[start INFORMATION SUPPLIED]

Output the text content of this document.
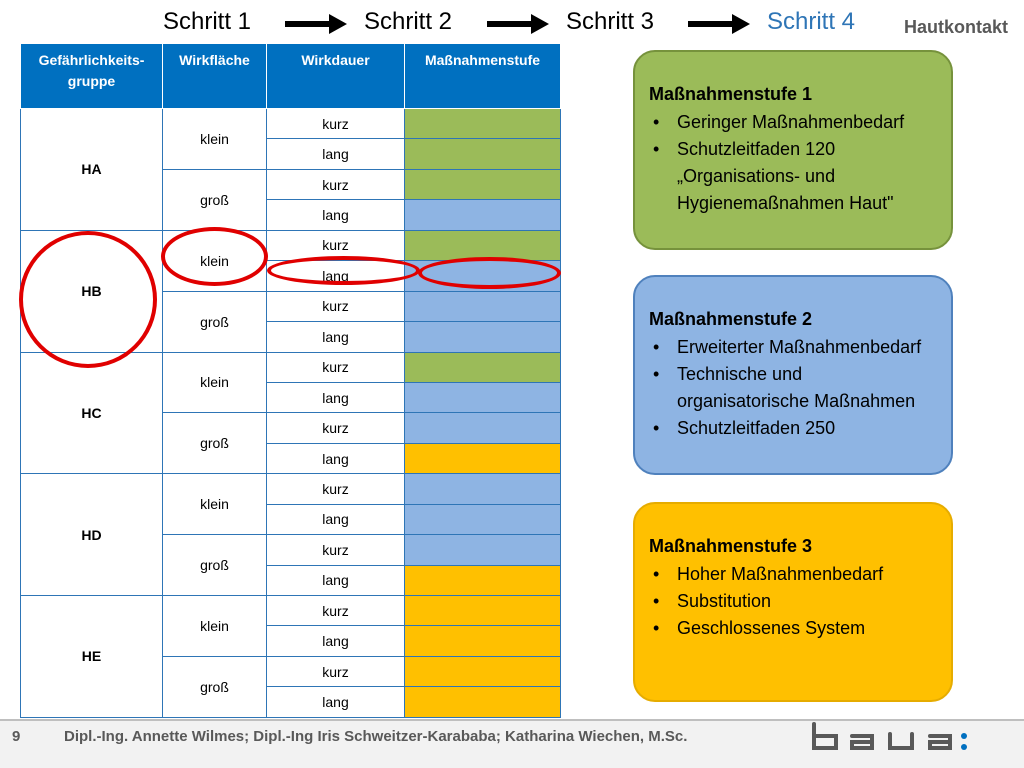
Schritt 1	Schritt 2	Schritt 3	Schritt 4	Hautkontakt
Gefährlichkeits-gruppe	Wirkfläche	Wirkdauer	Maßnahmenstufe
HA	klein	kurz	
		lang	
	groß	kurz	
		lang	
HB	klein	kurz	
		lang	
	groß	kurz	
		lang	
HC	klein	kurz	
		lang	
	groß	kurz	
		lang	
HD	klein	kurz	
		lang	
	groß	kurz	
		lang	
HE	klein	kurz	
		lang	
	groß	kurz	
		lang	
Maßnahmenstufe 1
• Geringer Maßnahmenbedarf
• Schutzleitfaden 120 „Organisations- und Hygienemaßnahmen Haut"
Maßnahmenstufe 2
• Erweiterter Maßnahmenbedarf
• Technische und organisatorische Maßnahmen
• Schutzleitfaden 250
Maßnahmenstufe 3
• Hoher Maßnahmenbedarf
• Substitution
• Geschlossenes System
9	Dipl.-Ing. Annette Wilmes; Dipl.-Ing Iris Schweitzer-Karababa; Katharina Wiechen, M.Sc.
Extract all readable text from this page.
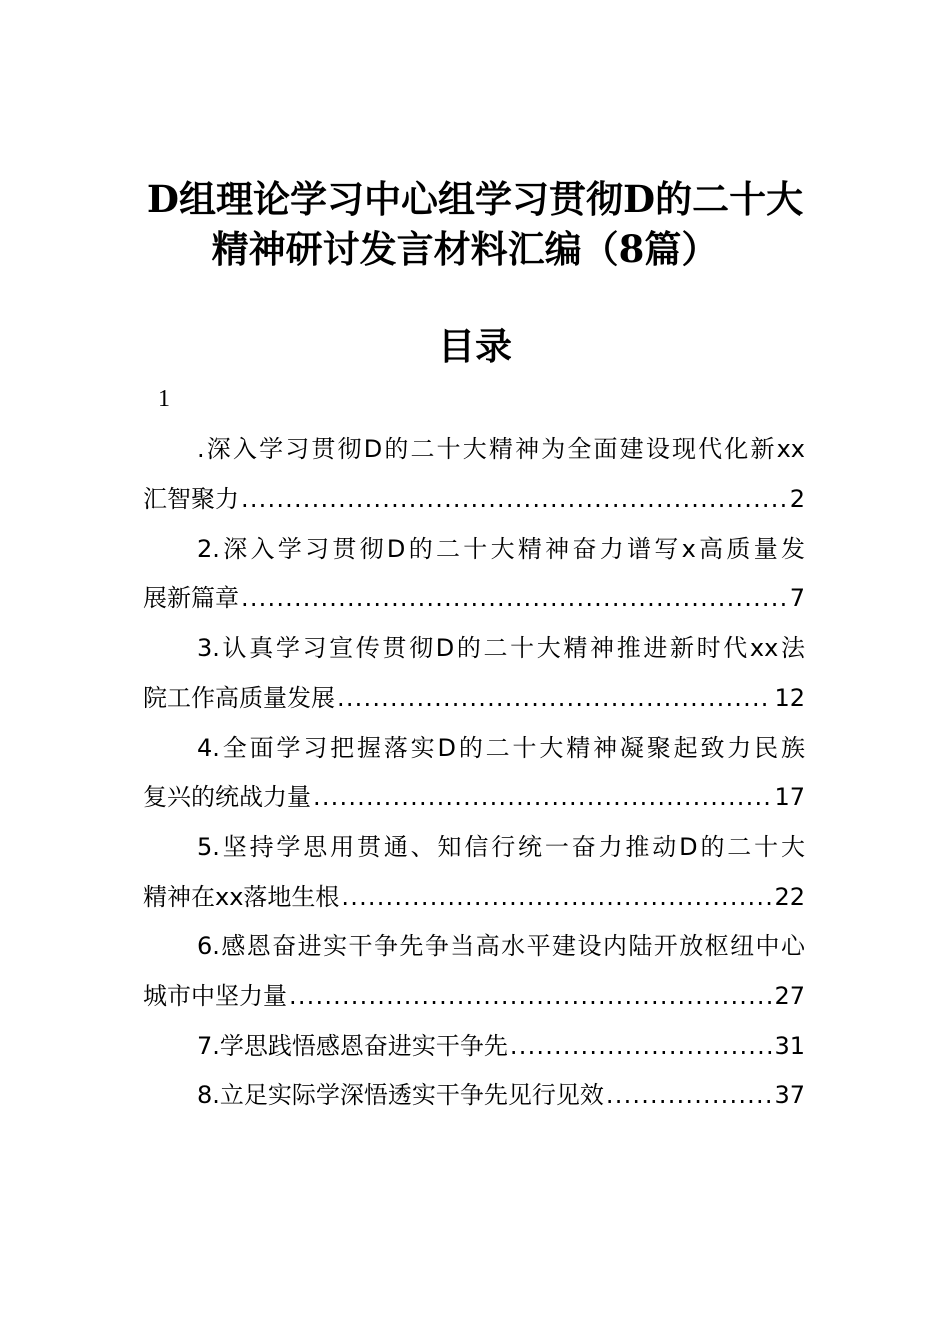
D组理论学习中心组学习贯彻D的二十大
精神研讨发言材料汇编（8篇）
目录
1
.深入学习贯彻D的二十大精神为全面建设现代化新xx
汇智聚力 .....	2
2.深入学习贯彻D的二十大精神奋力谱写x高质量发
展新篇章 .....	7
3.认真学习宣传贯彻D的二十大精神推进新时代xx法
院工作高质量发展 .....	12
4.全面学习把握落实D的二十大精神凝聚起致力民族
复兴的统战力量 .....	17
5.坚持学思用贯通、知信行统一奋力推动D的二十大
精神在xx落地生根 .....	22
6.感恩奋进实干争先争当高水平建设内陆开放枢纽中心
城市中坚力量 .....	27
7.学思践悟感恩奋进实干争先 .....	31
8.立足实际学深悟透实干争先见行见效 .....	37
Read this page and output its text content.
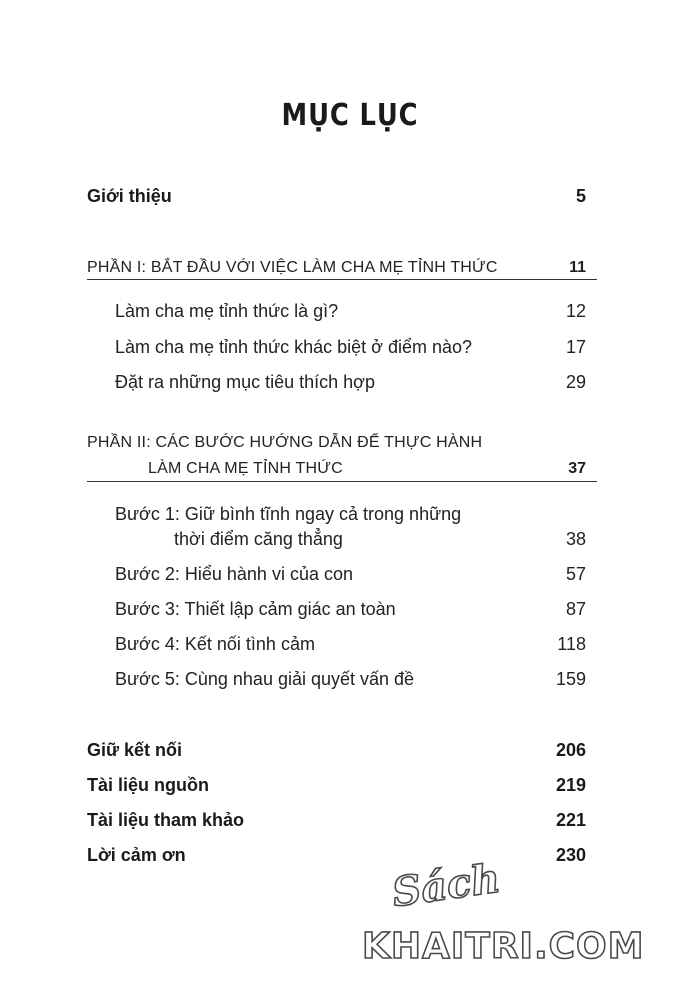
MỤC LỤC
Giới thiệu	5
PHẦN I: BẮT ĐẦU VỚI VIỆC LÀM CHA MẸ TỈNH THỨC	11
Làm cha mẹ tỉnh thức là gì?	12
Làm cha mẹ tỉnh thức khác biệt ở điểm nào?	17
Đặt ra những mục tiêu thích hợp	29
PHẦN II: CÁC BƯỚC HƯỚNG DẪN ĐỂ THỰC HÀNH
LÀM CHA MẸ TỈNH THỨC	37
Bước 1: Giữ bình tĩnh ngay cả trong những
thời điểm căng thẳng	38
Bước 2: Hiểu hành vi của con	57
Bước 3: Thiết lập cảm giác an toàn	87
Bước 4: Kết nối tình cảm	118
Bước 5: Cùng nhau giải quyết vấn đề	159
Giữ kết nối	206
Tài liệu nguồn	219
Tài liệu tham khảo	221
Lời cảm ơn	230
Sách
KHAITRI.COM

[end INFORMATION SUPPLIED]

> _GOAL_
Quote everything in the listing above exactly; pictures are the only thing to omit.

> _CORRECT RESULT_
Output the text content of this document.
Schritt 1	Schritt 2	Schritt 3	Schritt 4	Hautkontakt
Gefährlichkeits-gruppe	Wirkfläche	Wirkdauer	Maßnahmenstufe
HA	klein	kurz	
		lang	
	groß	kurz	
		lang	
HB	klein	kurz	
		lang	
	groß	kurz	
		lang	
HC	klein	kurz	
		lang	
	groß	kurz	
		lang	
HD	klein	kurz	
		lang	
	groß	kurz	
		lang	
HE	klein	kurz	
		lang	
	groß	kurz	
		lang	
Maßnahmenstufe 1
• Geringer Maßnahmenbedarf
• Schutzleitfaden 120 „Organisations- und Hygienemaßnahmen Haut"
Maßnahmenstufe 2
• Erweiterter Maßnahmenbedarf
• Technische und organisatorische Maßnahmen
• Schutzleitfaden 250
Maßnahmenstufe 3
• Hoher Maßnahmenbedarf
• Substitution
• Geschlossenes System
9	Dipl.-Ing. Annette Wilmes; Dipl.-Ing Iris Schweitzer-Karababa; Katharina Wiechen, M.Sc.
Extract all readable text from this page.
D组理论学习中心组学习贯彻D的二十大
精神研讨发言材料汇编（8篇）
目录
1
.深入学习贯彻D的二十大精神为全面建设现代化新xx
汇智聚力 .....	2
2.深入学习贯彻D的二十大精神奋力谱写x高质量发
展新篇章 .....	7
3.认真学习宣传贯彻D的二十大精神推进新时代xx法
院工作高质量发展 .....	12
4.全面学习把握落实D的二十大精神凝聚起致力民族
复兴的统战力量 .....	17
5.坚持学思用贯通、知信行统一奋力推动D的二十大
精神在xx落地生根 .....	22
6.感恩奋进实干争先争当高水平建设内陆开放枢纽中心
城市中坚力量 .....	27
7.学思践悟感恩奋进实干争先 .....	31
8.立足实际学深悟透实干争先见行见效 .....	37
Read this page and output its text content.
MỤC LỤC
Giới thiệu	5
PHẦN I: BẮT ĐẦU VỚI VIỆC LÀM CHA MẸ TỈNH THỨC	11
Làm cha mẹ tỉnh thức là gì?	12
Làm cha mẹ tỉnh thức khác biệt ở điểm nào?	17
Đặt ra những mục tiêu thích hợp	29
PHẦN II: CÁC BƯỚC HƯỚNG DẪN ĐỂ THỰC HÀNH
LÀM CHA MẸ TỈNH THỨC	37
Bước 1: Giữ bình tĩnh ngay cả trong những
thời điểm căng thẳng	38
Bước 2: Hiểu hành vi của con	57
Bước 3: Thiết lập cảm giác an toàn	87
Bước 4: Kết nối tình cảm	118
Bước 5: Cùng nhau giải quyết vấn đề	159
Giữ kết nối	206
Tài liệu nguồn	219
Tài liệu tham khảo	221
Lời cảm ơn	230
Sách
KHAITRI.COM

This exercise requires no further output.